Au moment de l’entrevue, il avait accumulé environ 30 heures de vol sur le F-22. Il avait récemment terminé la formation de qualification de mission, l’équivalent des mises à niveau de préparation au combat de l’ARC, et il prévoyait un éventuel passage aux mises à niveau de leadership tactique pour les formations à deux, puis à quatre appareils.
« Je passe foncièrement ces premières années de carrière sur Raptor comme n’importe quel autre pilote de Raptor le ferait, a-t-il expliqué. De nombreuses normes tactiques sont légèrement différentes, mais dans la plupart des cas, il faut se qualifier physiologiquement pour piloter l’avion. Dans mon cas, c’était la force centrifuge. Je n’avais jamais poussé jusqu’à neuf G sur le Hornet, alors j’ai dû atteindre une force centrifuge de neuf G, ce qui a été tout un événement. »
Lorsque Kane est arrivé en Alaska, le 525e Escadron avait terminé quelques semaines plus tôt un déploiement de cinq mois à la base aérienne de Kadena au Japon. La prochaine affectation de l’escadron n’avait pas encore été décidée, mais en tant que pilote nouvellement qualifié pour une mission, il a reconnu qu’il pourrait faire partie de ceux qui seront déployés.

◆ Actions à mener:
1. Selon le passage, combien de temps a duré le déploiement du 525e Escadron à la base aérienne de Kadena ?
2. Indiquez si chacun des énoncés suivants concorde avec le passage. Répondez par oui ou non et citez les mots décisifs du passage.
(a) Au moment où Kane est arrivé en Alaska, le 525e Escadron était en déploiement au Japon.
(b) Le pilote n'avait jamais atteint neuf G sur le Hornet.
(c) La prochaine affectation de l'escadron était déjà fixée.
3. Reproduisez fidèlement une partie du passage, en commençant aux mots « Au moment de » et en vous arrêtant après « à quatre appareils. ».

◆ Extrait de données:
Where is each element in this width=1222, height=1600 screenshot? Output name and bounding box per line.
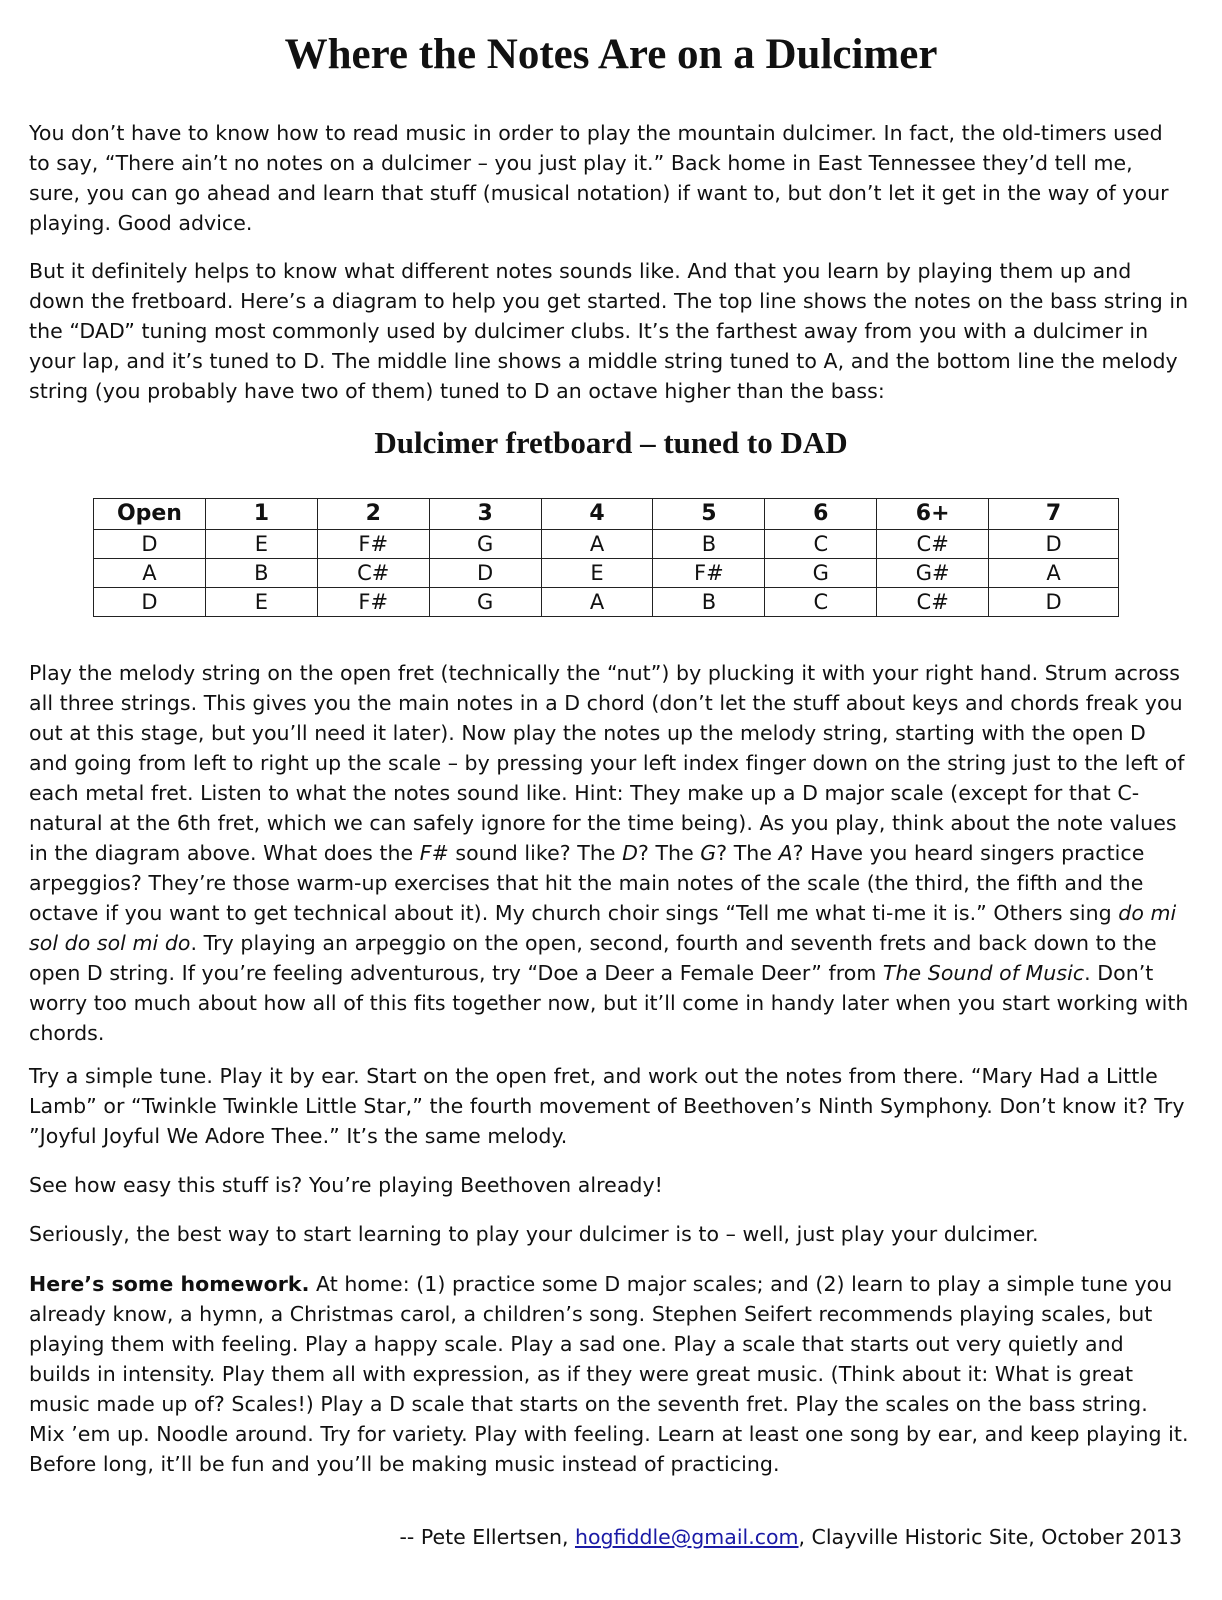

◆ Réponses par tâche:
1. Cinq mois.

2.
(a) Non : « le 525e Escadron avait terminé quelques semaines plus tôt un déploiement de cinq mois à la base aérienne de Kadena au Japon »
(b) Oui : « Je n’avais jamais poussé jusqu’à neuf G sur le Hornet »
(c) Non : « La prochaine affectation de l’escadron n’avait pas encore été décidée »

3.
Au moment de l’entrevue, il avait accumulé environ 30 heures de vol sur le F-22. Il avait récemment terminé la formation de qualification de mission, l’équivalent des mises à niveau de préparation au combat de l’ARC, et il prévoyait un éventuel passage aux mises à niveau de leadership tactique pour les formations à deux, puis à quatre appareils.